>> Start Material for this task

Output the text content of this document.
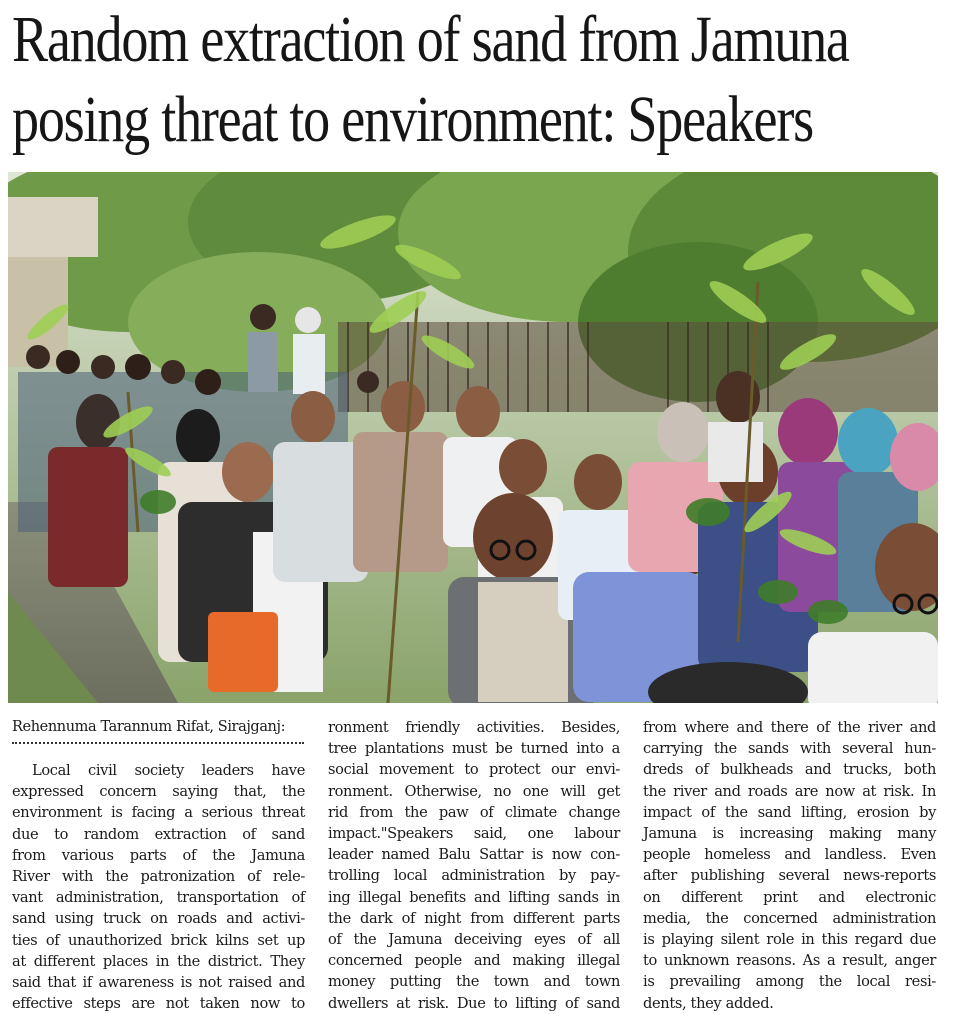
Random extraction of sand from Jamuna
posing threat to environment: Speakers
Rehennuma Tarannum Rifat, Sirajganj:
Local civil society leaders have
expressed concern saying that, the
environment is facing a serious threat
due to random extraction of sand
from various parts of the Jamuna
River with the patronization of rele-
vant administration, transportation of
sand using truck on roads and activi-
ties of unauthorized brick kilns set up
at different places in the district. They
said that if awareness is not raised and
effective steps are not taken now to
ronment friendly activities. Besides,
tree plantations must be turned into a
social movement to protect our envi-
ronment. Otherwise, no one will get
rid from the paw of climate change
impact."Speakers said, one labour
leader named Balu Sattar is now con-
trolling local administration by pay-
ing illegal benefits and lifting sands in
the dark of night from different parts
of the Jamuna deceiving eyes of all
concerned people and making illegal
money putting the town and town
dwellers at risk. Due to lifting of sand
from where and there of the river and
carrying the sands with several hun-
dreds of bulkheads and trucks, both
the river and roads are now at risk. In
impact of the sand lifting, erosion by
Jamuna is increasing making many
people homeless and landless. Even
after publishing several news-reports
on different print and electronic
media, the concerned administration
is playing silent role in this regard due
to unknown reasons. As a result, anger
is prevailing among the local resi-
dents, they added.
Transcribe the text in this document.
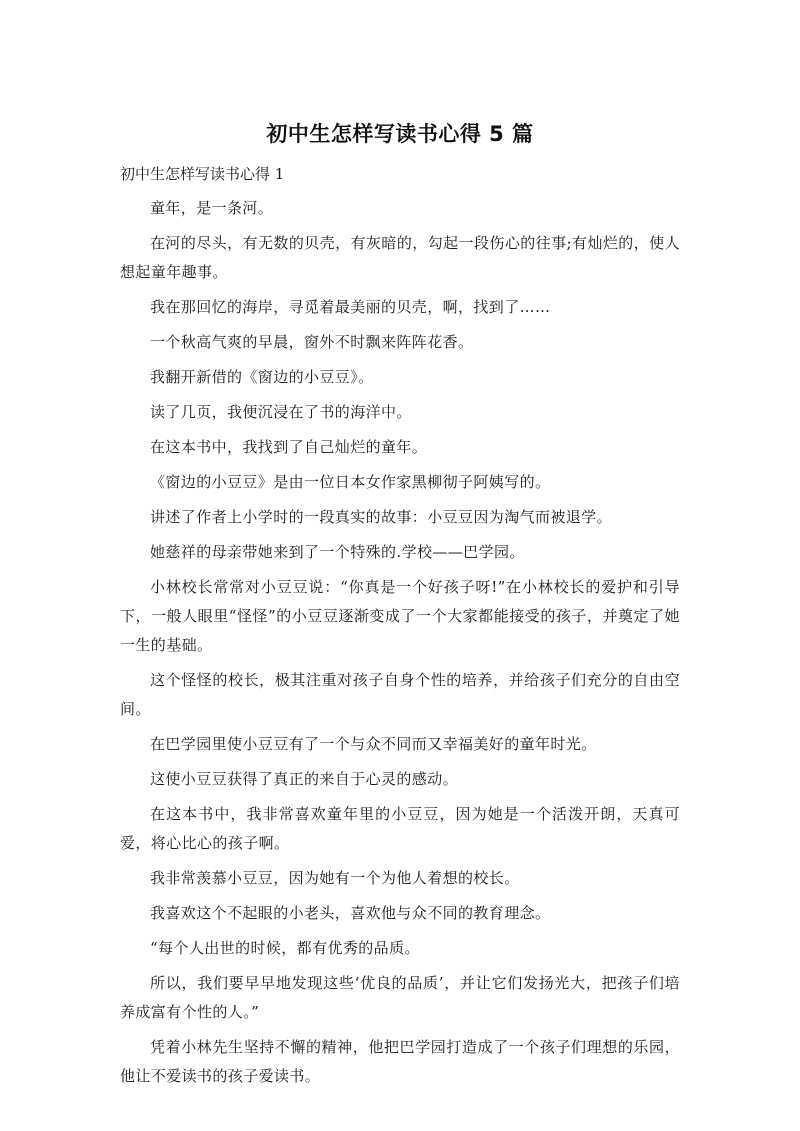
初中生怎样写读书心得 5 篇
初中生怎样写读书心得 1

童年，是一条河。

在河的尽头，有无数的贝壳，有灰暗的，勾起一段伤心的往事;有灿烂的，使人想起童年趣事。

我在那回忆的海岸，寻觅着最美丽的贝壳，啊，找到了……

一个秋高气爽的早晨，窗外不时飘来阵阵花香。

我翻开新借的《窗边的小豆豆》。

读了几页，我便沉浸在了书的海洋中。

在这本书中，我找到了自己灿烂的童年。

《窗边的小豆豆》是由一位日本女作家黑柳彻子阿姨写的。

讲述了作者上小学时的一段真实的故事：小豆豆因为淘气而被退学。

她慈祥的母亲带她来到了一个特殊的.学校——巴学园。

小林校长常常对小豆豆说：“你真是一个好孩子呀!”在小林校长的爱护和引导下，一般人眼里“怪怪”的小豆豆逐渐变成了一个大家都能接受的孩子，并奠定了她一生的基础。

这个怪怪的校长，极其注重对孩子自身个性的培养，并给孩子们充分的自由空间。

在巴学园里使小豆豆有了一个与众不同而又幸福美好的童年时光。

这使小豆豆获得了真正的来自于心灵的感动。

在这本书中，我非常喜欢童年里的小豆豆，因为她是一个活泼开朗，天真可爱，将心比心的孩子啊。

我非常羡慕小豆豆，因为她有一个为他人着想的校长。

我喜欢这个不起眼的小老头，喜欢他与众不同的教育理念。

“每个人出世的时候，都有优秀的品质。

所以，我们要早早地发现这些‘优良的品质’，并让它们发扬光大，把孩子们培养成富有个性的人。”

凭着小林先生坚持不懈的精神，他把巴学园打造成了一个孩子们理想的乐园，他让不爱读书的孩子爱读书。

>> End Material for this task

> **Set task**: Omit the pictures and please write out exactly the lines between the one containing "Transcribe the text in this document." and the last line of the entries, both included.

> **Response below**:
Transcribe the text in this document.
初中生怎样写读书心得 5 篇
初中生怎样写读书心得 1

童年，是一条河。

在河的尽头，有无数的贝壳，有灰暗的，勾起一段伤心的往事;有灿烂的，使人想起童年趣事。

我在那回忆的海岸，寻觅着最美丽的贝壳，啊，找到了……

一个秋高气爽的早晨，窗外不时飘来阵阵花香。

我翻开新借的《窗边的小豆豆》。

读了几页，我便沉浸在了书的海洋中。

在这本书中，我找到了自己灿烂的童年。

《窗边的小豆豆》是由一位日本女作家黑柳彻子阿姨写的。

讲述了作者上小学时的一段真实的故事：小豆豆因为淘气而被退学。

她慈祥的母亲带她来到了一个特殊的.学校——巴学园。

小林校长常常对小豆豆说：“你真是一个好孩子呀!”在小林校长的爱护和引导下，一般人眼里“怪怪”的小豆豆逐渐变成了一个大家都能接受的孩子，并奠定了她一生的基础。

这个怪怪的校长，极其注重对孩子自身个性的培养，并给孩子们充分的自由空间。

在巴学园里使小豆豆有了一个与众不同而又幸福美好的童年时光。

这使小豆豆获得了真正的来自于心灵的感动。

在这本书中，我非常喜欢童年里的小豆豆，因为她是一个活泼开朗，天真可爱，将心比心的孩子啊。

我非常羡慕小豆豆，因为她有一个为他人着想的校长。

我喜欢这个不起眼的小老头，喜欢他与众不同的教育理念。

“每个人出世的时候，都有优秀的品质。

所以，我们要早早地发现这些‘优良的品质’，并让它们发扬光大，把孩子们培养成富有个性的人。”

凭着小林先生坚持不懈的精神，他把巴学园打造成了一个孩子们理想的乐园，他让不爱读书的孩子爱读书。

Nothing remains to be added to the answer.